[TASK TO COMPLETE] Work out how many lines of the listing hold the string "marks". Answer with that number alone.

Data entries

* Start *

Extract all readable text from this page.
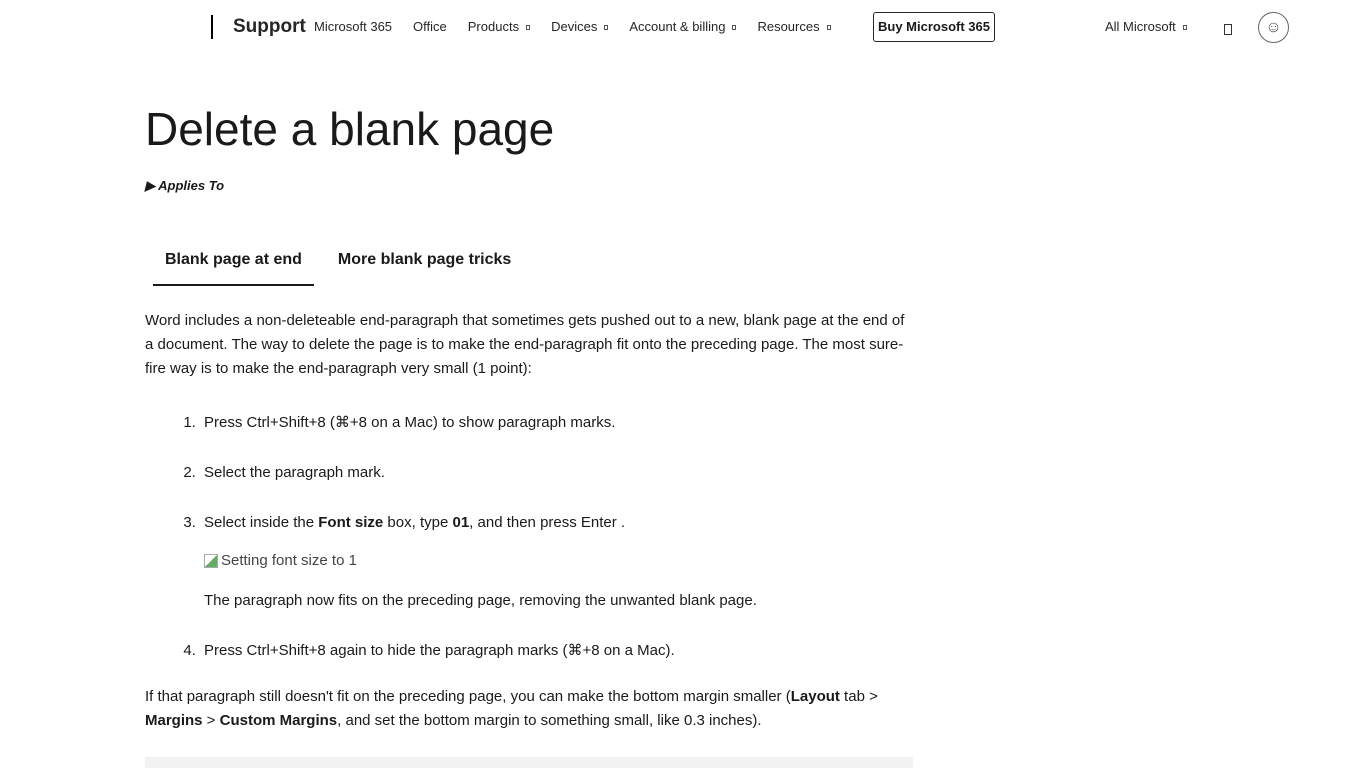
Support Microsoft 365 Office Products	Devices	Account & billing	Resources	Buy Microsoft 365	All Microsoft	☺
Delete a blank page
▶ Applies To
Blank page at end	More blank page tricks

Word includes a non-deleteable end-paragraph that sometimes gets pushed out to a new, blank page at the end of a document. The way to delete the page is to make the end-paragraph fit onto the preceding page. The most sure-fire way is to make the end-paragraph very small (1 point):

1. Press Ctrl+Shift+8 (⌘+8 on a Mac) to show paragraph marks.
2. Select the paragraph mark.
3. Select inside the Font size box, type 01, and then press Enter .
Setting font size to 1
The paragraph now fits on the preceding page, removing the unwanted blank page.
4. Press Ctrl+Shift+8 again to hide the paragraph marks (⌘+8 on a Mac).

If that paragraph still doesn't fit on the preceding page, you can make the bottom margin smaller (Layout tab > Margins > Custom Margins, and set the bottom margin to something small, like 0.3 inches).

* End *

[TASK RESPONSE] 2